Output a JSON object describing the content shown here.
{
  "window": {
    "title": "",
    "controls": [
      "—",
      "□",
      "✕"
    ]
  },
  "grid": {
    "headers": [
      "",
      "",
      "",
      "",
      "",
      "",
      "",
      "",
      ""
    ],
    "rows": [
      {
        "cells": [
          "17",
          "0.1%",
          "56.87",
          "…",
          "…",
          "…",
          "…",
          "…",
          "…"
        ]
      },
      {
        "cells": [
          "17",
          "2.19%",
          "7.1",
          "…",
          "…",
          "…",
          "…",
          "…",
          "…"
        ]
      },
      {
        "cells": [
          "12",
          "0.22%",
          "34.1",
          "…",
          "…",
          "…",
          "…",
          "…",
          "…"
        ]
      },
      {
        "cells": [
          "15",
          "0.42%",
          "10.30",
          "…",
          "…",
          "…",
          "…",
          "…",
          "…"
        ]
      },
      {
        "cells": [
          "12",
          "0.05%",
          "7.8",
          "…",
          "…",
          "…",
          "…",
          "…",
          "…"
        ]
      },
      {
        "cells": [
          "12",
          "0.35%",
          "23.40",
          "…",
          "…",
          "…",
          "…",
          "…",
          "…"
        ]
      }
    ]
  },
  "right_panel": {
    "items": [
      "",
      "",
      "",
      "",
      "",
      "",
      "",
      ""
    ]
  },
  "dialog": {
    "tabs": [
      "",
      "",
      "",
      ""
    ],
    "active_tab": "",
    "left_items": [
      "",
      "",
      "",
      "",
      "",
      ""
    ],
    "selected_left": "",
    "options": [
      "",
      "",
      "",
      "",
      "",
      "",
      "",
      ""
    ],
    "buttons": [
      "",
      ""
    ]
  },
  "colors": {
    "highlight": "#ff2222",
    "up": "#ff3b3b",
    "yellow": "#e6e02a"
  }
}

Goal ::
Retype the material in full, character for character.

Full solution ::
Output a JSON object describing the content shown here.
{
  "window": {
    "title": "",
    "controls": [
      "—",
      "□",
      "✕"
    ]
  },
  "grid": {
    "headers": [
      "",
      "",
      "",
      "",
      "",
      "",
      "",
      "",
      ""
    ],
    "rows": [
      {
        "cells": [
          "17",
          "0.1%",
          "56.87",
          "…",
          "…",
          "…",
          "…",
          "…",
          "…"
        ]
      },
      {
        "cells": [
          "17",
          "2.19%",
          "7.1",
          "…",
          "…",
          "…",
          "…",
          "…",
          "…"
        ]
      },
      {
        "cells": [
          "12",
          "0.22%",
          "34.1",
          "…",
          "…",
          "…",
          "…",
          "…",
          "…"
        ]
      },
      {
        "cells": [
          "15",
          "0.42%",
          "10.30",
          "…",
          "…",
          "…",
          "…",
          "…",
          "…"
        ]
      },
      {
        "cells": [
          "12",
          "0.05%",
          "7.8",
          "…",
          "…",
          "…",
          "…",
          "…",
          "…"
        ]
      },
      {
        "cells": [
          "12",
          "0.35%",
          "23.40",
          "…",
          "…",
          "…",
          "…",
          "…",
          "…"
        ]
      }
    ]
  },
  "right_panel": {
    "items": [
      "",
      "",
      "",
      "",
      "",
      "",
      "",
      ""
    ]
  },
  "dialog": {
    "tabs": [
      "",
      "",
      "",
      ""
    ],
    "active_tab": "",
    "left_items": [
      "",
      "",
      "",
      "",
      "",
      ""
    ],
    "selected_left": "",
    "options": [
      "",
      "",
      "",
      "",
      "",
      "",
      "",
      ""
    ],
    "buttons": [
      "",
      ""
    ]
  },
  "colors": {
    "highlight": "#ff2222",
    "up": "#ff3b3b",
    "yellow": "#e6e02a"
  }
}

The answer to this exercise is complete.